# Materials provided
------

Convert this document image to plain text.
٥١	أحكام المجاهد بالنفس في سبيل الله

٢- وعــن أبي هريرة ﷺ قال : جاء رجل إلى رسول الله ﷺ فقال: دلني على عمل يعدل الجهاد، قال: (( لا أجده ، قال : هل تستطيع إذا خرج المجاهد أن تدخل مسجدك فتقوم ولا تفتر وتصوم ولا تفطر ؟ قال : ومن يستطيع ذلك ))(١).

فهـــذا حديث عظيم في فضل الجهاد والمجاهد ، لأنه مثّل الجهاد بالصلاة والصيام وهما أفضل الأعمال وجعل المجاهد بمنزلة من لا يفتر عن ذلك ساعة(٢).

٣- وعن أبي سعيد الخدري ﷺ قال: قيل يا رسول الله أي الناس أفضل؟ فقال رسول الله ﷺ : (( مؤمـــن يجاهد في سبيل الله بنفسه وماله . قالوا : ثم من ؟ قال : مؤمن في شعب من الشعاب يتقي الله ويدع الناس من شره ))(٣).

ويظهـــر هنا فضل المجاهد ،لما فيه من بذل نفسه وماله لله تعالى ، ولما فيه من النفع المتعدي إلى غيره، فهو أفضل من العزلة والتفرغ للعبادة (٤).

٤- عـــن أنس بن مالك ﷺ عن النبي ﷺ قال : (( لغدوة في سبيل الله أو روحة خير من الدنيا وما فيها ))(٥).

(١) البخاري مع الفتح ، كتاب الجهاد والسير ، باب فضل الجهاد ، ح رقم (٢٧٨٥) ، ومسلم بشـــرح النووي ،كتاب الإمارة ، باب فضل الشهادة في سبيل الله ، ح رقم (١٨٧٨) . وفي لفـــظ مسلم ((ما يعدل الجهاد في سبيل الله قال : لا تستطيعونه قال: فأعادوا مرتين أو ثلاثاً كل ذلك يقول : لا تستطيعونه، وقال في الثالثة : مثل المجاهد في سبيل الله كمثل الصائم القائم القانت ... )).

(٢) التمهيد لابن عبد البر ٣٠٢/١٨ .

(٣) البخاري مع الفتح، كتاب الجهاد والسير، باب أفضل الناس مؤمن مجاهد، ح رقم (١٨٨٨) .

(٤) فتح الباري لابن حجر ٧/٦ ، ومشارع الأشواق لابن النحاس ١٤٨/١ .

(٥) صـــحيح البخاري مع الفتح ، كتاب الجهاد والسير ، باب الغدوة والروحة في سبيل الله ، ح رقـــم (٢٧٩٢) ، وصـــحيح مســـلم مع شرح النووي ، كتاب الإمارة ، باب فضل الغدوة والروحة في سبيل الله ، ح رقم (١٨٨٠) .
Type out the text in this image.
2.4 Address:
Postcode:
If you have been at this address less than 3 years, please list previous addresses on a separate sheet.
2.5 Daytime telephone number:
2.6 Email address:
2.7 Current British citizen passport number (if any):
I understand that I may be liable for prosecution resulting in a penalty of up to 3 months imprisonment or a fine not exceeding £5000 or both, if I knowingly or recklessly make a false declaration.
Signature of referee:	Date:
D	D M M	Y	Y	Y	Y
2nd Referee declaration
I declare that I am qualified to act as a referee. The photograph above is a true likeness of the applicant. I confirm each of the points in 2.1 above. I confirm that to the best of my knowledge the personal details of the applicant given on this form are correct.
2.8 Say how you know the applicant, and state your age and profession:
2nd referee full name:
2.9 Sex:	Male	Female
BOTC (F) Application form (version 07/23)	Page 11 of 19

------

Track down every line of the material containing the string "البخاري", and copy it.

# Reply to the task
(١) البخاري مع الفتح ، كتاب الجهاد والسير ، باب فضل الجهاد ، ح رقم (٢٧٨٥) ، ومسلم بشـــرح النووي ،كتاب الإمارة ، باب فضل الشهادة في سبيل الله ، ح رقم (١٨٧٨) . وفي لفـــظ مسلم ((ما يعدل الجهاد في سبيل الله قال : لا تستطيعونه قال: فأعادوا مرتين أو ثلاثاً كل ذلك يقول : لا تستطيعونه، وقال في الثالثة : مثل المجاهد في سبيل الله كمثل الصائم القائم القانت ... )).
(٣) البخاري مع الفتح، كتاب الجهاد والسير، باب أفضل الناس مؤمن مجاهد، ح رقم (١٨٨٨) .
(٥) صـــحيح البخاري مع الفتح ، كتاب الجهاد والسير ، باب الغدوة والروحة في سبيل الله ، ح رقـــم (٢٧٩٢) ، وصـــحيح مســـلم مع شرح النووي ، كتاب الإمارة ، باب فضل الغدوة والروحة في سبيل الله ، ح رقم (١٨٨٠) .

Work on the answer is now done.